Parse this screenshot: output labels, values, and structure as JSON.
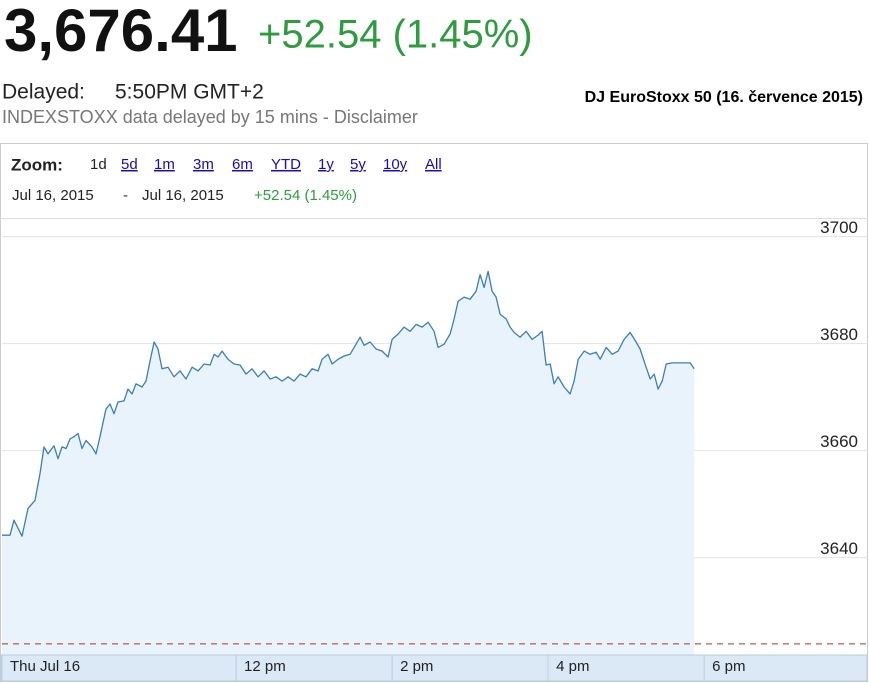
{
  "header": {
    "price": "3,676.41",
    "change": "+52.54 (1.45%)",
    "delayed_label": "Delayed:",
    "time": "5:50PM GMT+2",
    "disclaimer": "INDEXSTOXX data delayed by 15 mins - Disclaimer",
    "annotation": "DJ EuroStoxx 50 (16. července 2015)"
  },
  "controls": {
    "zoom_label": "Zoom:",
    "zoom_options": [
      "1d",
      "5d",
      "1m",
      "3m",
      "6m",
      "YTD",
      "1y",
      "5y",
      "10y",
      "All"
    ],
    "active_zoom": "1d",
    "range_start": "Jul 16, 2015",
    "range_separator": "-",
    "range_end": "Jul 16, 2015",
    "range_change": "+52.54 (1.45%)"
  },
  "chart_data": {
    "type": "area",
    "color": "#3b7fb5",
    "fill_color": "#e8f3fb",
    "change_color": "#2e9b3e",
    "x": [
      9.0,
      9.103,
      9.154,
      9.256,
      9.333,
      9.423,
      9.487,
      9.538,
      9.59,
      9.667,
      9.718,
      9.769,
      9.821,
      9.872,
      9.923,
      9.974,
      10.026,
      10.077,
      10.154,
      10.205,
      10.256,
      10.333,
      10.385,
      10.436,
      10.487,
      10.564,
      10.615,
      10.667,
      10.718,
      10.795,
      10.846,
      10.897,
      10.949,
      11.0,
      11.051,
      11.128,
      11.205,
      11.282,
      11.359,
      11.436,
      11.513,
      11.59,
      11.667,
      11.718,
      11.769,
      11.821,
      11.897,
      11.974,
      12.051,
      12.128,
      12.205,
      12.282,
      12.359,
      12.436,
      12.513,
      12.59,
      12.667,
      12.744,
      12.821,
      12.897,
      12.974,
      13.051,
      13.103,
      13.179,
      13.231,
      13.308,
      13.385,
      13.462,
      13.538,
      13.59,
      13.641,
      13.718,
      13.795,
      13.872,
      13.949,
      14.0,
      14.077,
      14.154,
      14.231,
      14.308,
      14.385,
      14.462,
      14.538,
      14.59,
      14.667,
      14.744,
      14.795,
      14.846,
      14.923,
      15.0,
      15.077,
      15.128,
      15.179,
      15.231,
      15.282,
      15.333,
      15.385,
      15.462,
      15.513,
      15.564,
      15.641,
      15.718,
      15.795,
      15.872,
      15.923,
      15.974,
      16.026,
      16.077,
      16.128,
      16.205,
      16.282,
      16.333,
      16.385,
      16.462,
      16.538,
      16.615,
      16.667,
      16.744,
      16.821,
      16.897,
      16.974,
      17.051,
      17.128,
      17.179,
      17.256,
      17.308,
      17.359,
      17.41,
      17.462,
      17.513,
      17.59,
      17.692,
      17.821,
      17.872
    ],
    "values": [
      3644.2,
      3644.2,
      3647.0,
      3644.0,
      3649.2,
      3650.7,
      3655.7,
      3660.7,
      3659.4,
      3660.9,
      3658.5,
      3660.7,
      3660.4,
      3662.2,
      3662.6,
      3663.2,
      3660.4,
      3661.9,
      3660.7,
      3659.4,
      3662.6,
      3667.8,
      3668.7,
      3666.9,
      3669.1,
      3669.3,
      3671.5,
      3670.6,
      3672.5,
      3671.9,
      3673.0,
      3676.7,
      3680.3,
      3679.0,
      3675.3,
      3675.6,
      3673.8,
      3674.9,
      3673.4,
      3675.6,
      3674.9,
      3676.2,
      3676.0,
      3678.0,
      3677.5,
      3678.6,
      3677.1,
      3676.2,
      3676.0,
      3674.3,
      3675.3,
      3673.8,
      3674.9,
      3673.4,
      3673.8,
      3673.0,
      3673.8,
      3673.0,
      3674.3,
      3673.8,
      3675.3,
      3674.9,
      3677.1,
      3678.0,
      3676.2,
      3677.1,
      3677.7,
      3678.0,
      3679.9,
      3681.2,
      3679.7,
      3680.3,
      3679.0,
      3678.6,
      3677.5,
      3680.8,
      3681.8,
      3683.1,
      3682.3,
      3683.6,
      3683.1,
      3684.0,
      3682.3,
      3679.3,
      3679.9,
      3681.8,
      3684.6,
      3687.9,
      3688.7,
      3688.3,
      3689.8,
      3692.9,
      3690.5,
      3693.5,
      3689.8,
      3688.7,
      3685.5,
      3684.6,
      3683.1,
      3682.1,
      3681.2,
      3682.3,
      3680.8,
      3681.6,
      3682.3,
      3676.0,
      3676.2,
      3672.5,
      3673.8,
      3671.9,
      3670.6,
      3673.0,
      3677.1,
      3678.6,
      3678.0,
      3678.4,
      3677.1,
      3679.3,
      3678.0,
      3678.6,
      3680.8,
      3682.1,
      3680.3,
      3679.0,
      3675.6,
      3673.4,
      3674.3,
      3671.5,
      3673.0,
      3676.2,
      3676.4,
      3676.4,
      3676.4,
      3675.3
    ],
    "previous_close": 3623.87,
    "xlim": [
      9,
      20.1
    ],
    "ylim": [
      3621.8,
      3703.3
    ],
    "yticks": [
      3640,
      3660,
      3680,
      3700
    ],
    "xticks": [
      {
        "value": 9,
        "label": "Thu Jul 16"
      },
      {
        "value": 12,
        "label": "12 pm"
      },
      {
        "value": 14,
        "label": "2 pm"
      },
      {
        "value": 16,
        "label": "4 pm"
      },
      {
        "value": 18,
        "label": "6 pm"
      }
    ],
    "grid": true
  }
}
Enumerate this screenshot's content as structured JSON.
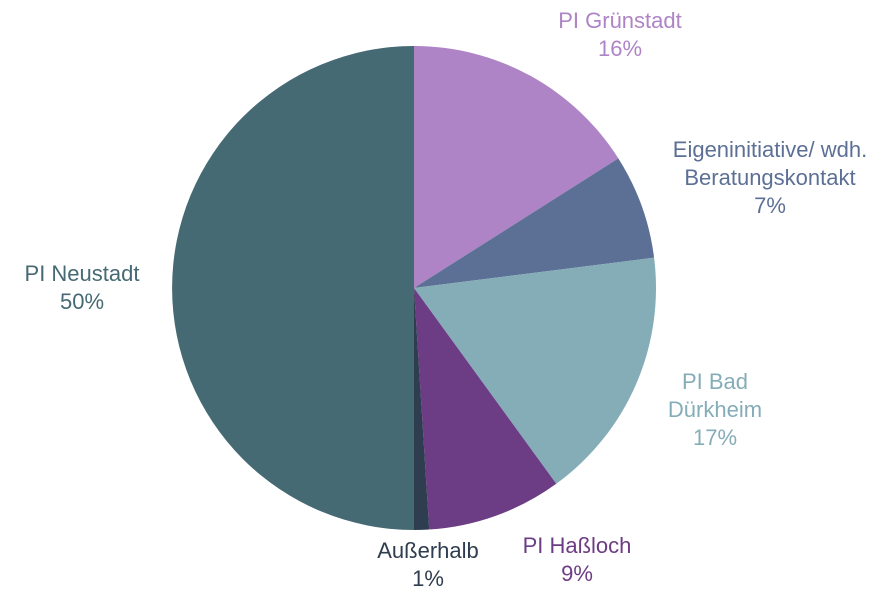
{
  "chart_data": {
    "type": "pie",
    "categories": [
      "PI Grünstadt",
      "Eigeninitiative/ wdh. Beratungskontakt",
      "PI Bad Dürkheim",
      "PI Haßloch",
      "Außerhalb",
      "PI Neustadt"
    ],
    "values": [
      16,
      7,
      17,
      9,
      1,
      50
    ],
    "value_labels": [
      "16%",
      "7%",
      "17%",
      "9%",
      "1%",
      "50%"
    ],
    "colors": [
      "#ae84c6",
      "#5c7096",
      "#85adb7",
      "#6c3d84",
      "#2e3d4f",
      "#466a73"
    ]
  }
}
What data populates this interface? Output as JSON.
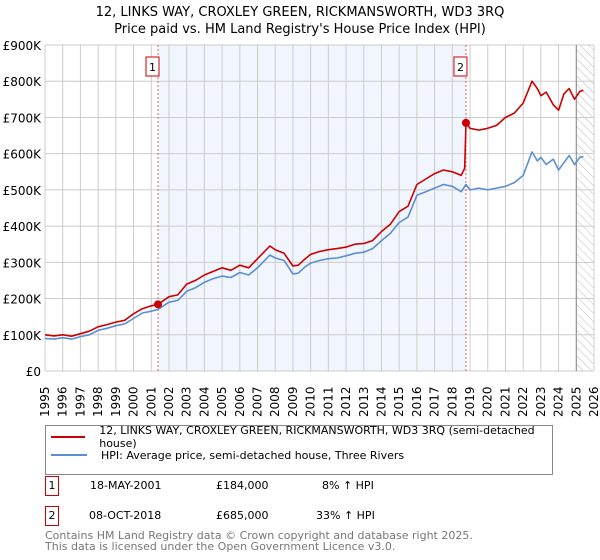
{
  "title": "12, LINKS WAY, CROXLEY GREEN, RICKMANSWORTH, WD3 3RQ",
  "subtitle": "Price paid vs. HM Land Registry's House Price Index (HPI)",
  "chart_data": {
    "type": "line",
    "xlim": [
      1995,
      2026
    ],
    "ylim": [
      0,
      900000
    ],
    "y_ticks": [
      0,
      100000,
      200000,
      300000,
      400000,
      500000,
      600000,
      700000,
      800000,
      900000
    ],
    "y_tick_labels": [
      "£0",
      "£100K",
      "£200K",
      "£300K",
      "£400K",
      "£500K",
      "£600K",
      "£700K",
      "£800K",
      "£900K"
    ],
    "x_ticks": [
      "1995",
      "1996",
      "1997",
      "1998",
      "1999",
      "2000",
      "2001",
      "2002",
      "2003",
      "2004",
      "2005",
      "2006",
      "2007",
      "2008",
      "2009",
      "2010",
      "2011",
      "2012",
      "2013",
      "2014",
      "2015",
      "2016",
      "2017",
      "2018",
      "2019",
      "2020",
      "2021",
      "2022",
      "2023",
      "2024",
      "2025",
      "2026"
    ],
    "grid": true,
    "shaded_period": [
      2001.38,
      2018.77
    ],
    "forecast_hatch_from": 2025.0,
    "series": [
      {
        "name": "12, LINKS WAY, CROXLEY GREEN, RICKMANSWORTH, WD3 3RQ (semi-detached house)",
        "color": "#cc0000",
        "x": [
          1995,
          1995.5,
          1996,
          1996.5,
          1997,
          1997.5,
          1998,
          1998.5,
          1999,
          1999.5,
          2000,
          2000.5,
          2001,
          2001.38,
          2002,
          2002.5,
          2003,
          2003.5,
          2004,
          2004.5,
          2005,
          2005.5,
          2006,
          2006.5,
          2007,
          2007.7,
          2008,
          2008.5,
          2009,
          2009.3,
          2009.7,
          2010,
          2010.5,
          2011,
          2011.5,
          2012,
          2012.5,
          2013,
          2013.5,
          2014,
          2014.5,
          2015,
          2015.5,
          2016,
          2016.5,
          2017,
          2017.5,
          2018,
          2018.5,
          2018.7,
          2018.77,
          2019,
          2019.5,
          2020,
          2020.5,
          2021,
          2021.5,
          2022,
          2022.5,
          2022.8,
          2023,
          2023.3,
          2023.7,
          2024,
          2024.3,
          2024.6,
          2024.9,
          2025.2,
          2025.4
        ],
        "y": [
          100000,
          97000,
          100000,
          96000,
          103000,
          110000,
          122000,
          128000,
          135000,
          140000,
          158000,
          172000,
          180000,
          184000,
          205000,
          210000,
          240000,
          250000,
          265000,
          275000,
          285000,
          278000,
          292000,
          285000,
          310000,
          345000,
          335000,
          325000,
          290000,
          292000,
          310000,
          322000,
          330000,
          335000,
          338000,
          342000,
          350000,
          352000,
          360000,
          385000,
          405000,
          440000,
          455000,
          515000,
          530000,
          545000,
          555000,
          550000,
          540000,
          560000,
          685000,
          670000,
          665000,
          670000,
          678000,
          700000,
          712000,
          740000,
          800000,
          780000,
          760000,
          770000,
          735000,
          720000,
          765000,
          780000,
          750000,
          772000,
          775000
        ]
      },
      {
        "name": "HPI: Average price, semi-detached house, Three Rivers",
        "color": "#5b8fd4",
        "x": [
          1995,
          1995.5,
          1996,
          1996.5,
          1997,
          1997.5,
          1998,
          1998.5,
          1999,
          1999.5,
          2000,
          2000.5,
          2001,
          2001.38,
          2002,
          2002.5,
          2003,
          2003.5,
          2004,
          2004.5,
          2005,
          2005.5,
          2006,
          2006.5,
          2007,
          2007.7,
          2008,
          2008.5,
          2009,
          2009.3,
          2009.7,
          2010,
          2010.5,
          2011,
          2011.5,
          2012,
          2012.5,
          2013,
          2013.5,
          2014,
          2014.5,
          2015,
          2015.5,
          2016,
          2016.5,
          2017,
          2017.5,
          2018,
          2018.5,
          2018.77,
          2019,
          2019.5,
          2020,
          2020.5,
          2021,
          2021.5,
          2022,
          2022.5,
          2022.8,
          2023,
          2023.3,
          2023.7,
          2024,
          2024.3,
          2024.6,
          2024.9,
          2025.2,
          2025.4
        ],
        "y": [
          90000,
          88000,
          92000,
          88000,
          95000,
          100000,
          112000,
          118000,
          125000,
          130000,
          145000,
          160000,
          165000,
          170000,
          190000,
          195000,
          220000,
          230000,
          245000,
          255000,
          262000,
          258000,
          272000,
          265000,
          285000,
          320000,
          312000,
          305000,
          268000,
          270000,
          288000,
          298000,
          305000,
          310000,
          312000,
          318000,
          325000,
          328000,
          338000,
          360000,
          380000,
          410000,
          425000,
          485000,
          495000,
          505000,
          515000,
          510000,
          495000,
          515000,
          500000,
          505000,
          500000,
          505000,
          510000,
          520000,
          540000,
          605000,
          580000,
          590000,
          570000,
          585000,
          555000,
          575000,
          595000,
          570000,
          590000,
          592000
        ]
      }
    ],
    "sales": [
      {
        "label": "1",
        "x": 2001.38,
        "y": 184000
      },
      {
        "label": "2",
        "x": 2018.77,
        "y": 685000
      }
    ]
  },
  "table": [
    {
      "num": "1",
      "date": "18-MAY-2001",
      "price": "£184,000",
      "hpi": "8% ↑ HPI"
    },
    {
      "num": "2",
      "date": "08-OCT-2018",
      "price": "£685,000",
      "hpi": "33% ↑ HPI"
    }
  ],
  "footer": [
    "Contains HM Land Registry data © Crown copyright and database right 2025.",
    "This data is licensed under the Open Government Licence v3.0."
  ]
}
_ _ _ _ _ _ _
Work to complete:
Find the word "RICKMANSWORTH" and list each line it appears in.

Reply to the task:
  "title": "12, LINKS WAY, CROXLEY GREEN, RICKMANSWORTH, WD3 3RQ",
        "name": "12, LINKS WAY, CROXLEY GREEN, RICKMANSWORTH, WD3 3RQ (semi-detached house)",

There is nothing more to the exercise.